* YOUR OBJECTIVE *
Pick out the lines below with "name" and list them.

· · ·

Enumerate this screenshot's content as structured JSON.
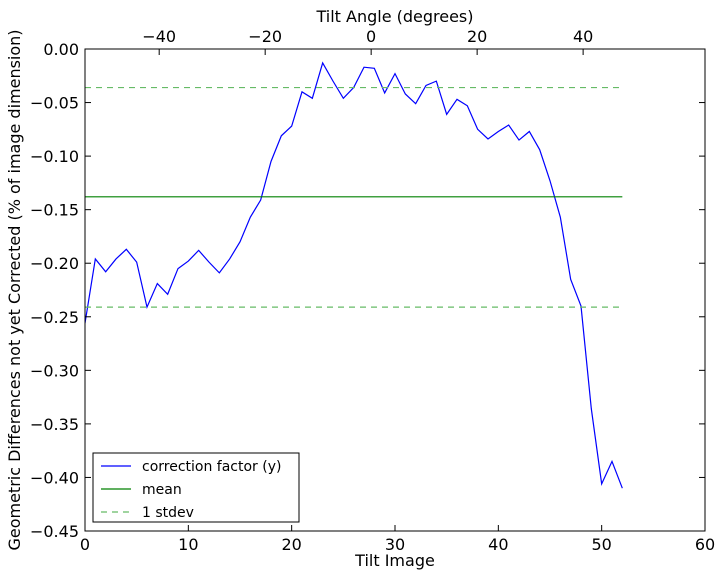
{
  "chart_data": {
    "type": "line",
    "title": "",
    "xlabel": "Tilt Image",
    "ylabel": "Geometric Differences not yet Corrected (% of image dimension)",
    "top_xlabel": "Tilt Angle (degrees)",
    "xlim": [
      0,
      60
    ],
    "ylim": [
      -0.45,
      0.0
    ],
    "top_xlim": [
      -54,
      63
    ],
    "x_ticks": [
      0,
      10,
      20,
      30,
      40,
      50,
      60
    ],
    "y_ticks": [
      0.0,
      -0.05,
      -0.1,
      -0.15,
      -0.2,
      -0.25,
      -0.3,
      -0.35,
      -0.4,
      -0.45
    ],
    "y_tick_labels": [
      "0.00",
      "−0.05",
      "−0.10",
      "−0.15",
      "−0.20",
      "−0.25",
      "−0.30",
      "−0.35",
      "−0.40",
      "−0.45"
    ],
    "top_x_ticks": [
      -40,
      -20,
      0,
      20,
      40
    ],
    "top_x_tick_labels": [
      "−40",
      "−20",
      "0",
      "20",
      "40"
    ],
    "grid": false,
    "legend_position": "lower-left",
    "series": [
      {
        "name": "correction factor (y)",
        "color": "#0000ff",
        "style": "solid",
        "x": [
          0,
          1,
          2,
          3,
          4,
          5,
          6,
          7,
          8,
          9,
          10,
          11,
          12,
          13,
          14,
          15,
          16,
          17,
          18,
          19,
          20,
          21,
          22,
          23,
          24,
          25,
          26,
          27,
          28,
          29,
          30,
          31,
          32,
          33,
          34,
          35,
          36,
          37,
          38,
          39,
          40,
          41,
          42,
          43,
          44,
          45,
          46,
          47,
          48,
          49,
          50,
          51,
          52
        ],
        "y": [
          -0.256,
          -0.196,
          -0.208,
          -0.196,
          -0.187,
          -0.199,
          -0.241,
          -0.219,
          -0.229,
          -0.205,
          -0.198,
          -0.188,
          -0.199,
          -0.209,
          -0.196,
          -0.18,
          -0.157,
          -0.141,
          -0.105,
          -0.081,
          -0.072,
          -0.04,
          -0.046,
          -0.013,
          -0.03,
          -0.046,
          -0.036,
          -0.017,
          -0.018,
          -0.041,
          -0.023,
          -0.042,
          -0.051,
          -0.034,
          -0.03,
          -0.061,
          -0.047,
          -0.053,
          -0.075,
          -0.084,
          -0.077,
          -0.071,
          -0.085,
          -0.077,
          -0.094,
          -0.123,
          -0.157,
          -0.215,
          -0.24,
          -0.336,
          -0.406,
          -0.385,
          -0.41
        ]
      },
      {
        "name": "mean",
        "color": "#008000",
        "style": "solid",
        "x": [
          0,
          52
        ],
        "y": [
          -0.138,
          -0.138
        ]
      },
      {
        "name": "1 stdev",
        "color": "#66bb66",
        "style": "dashed",
        "x": [
          0,
          52
        ],
        "y": [
          -0.036,
          -0.036
        ],
        "y2": [
          -0.241,
          -0.241
        ]
      }
    ]
  }
}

· · ·

* SOLUTION TO THE EXERCISE *
        "name": "correction factor (y)",
        "name": "mean",
        "name": "1 stdev",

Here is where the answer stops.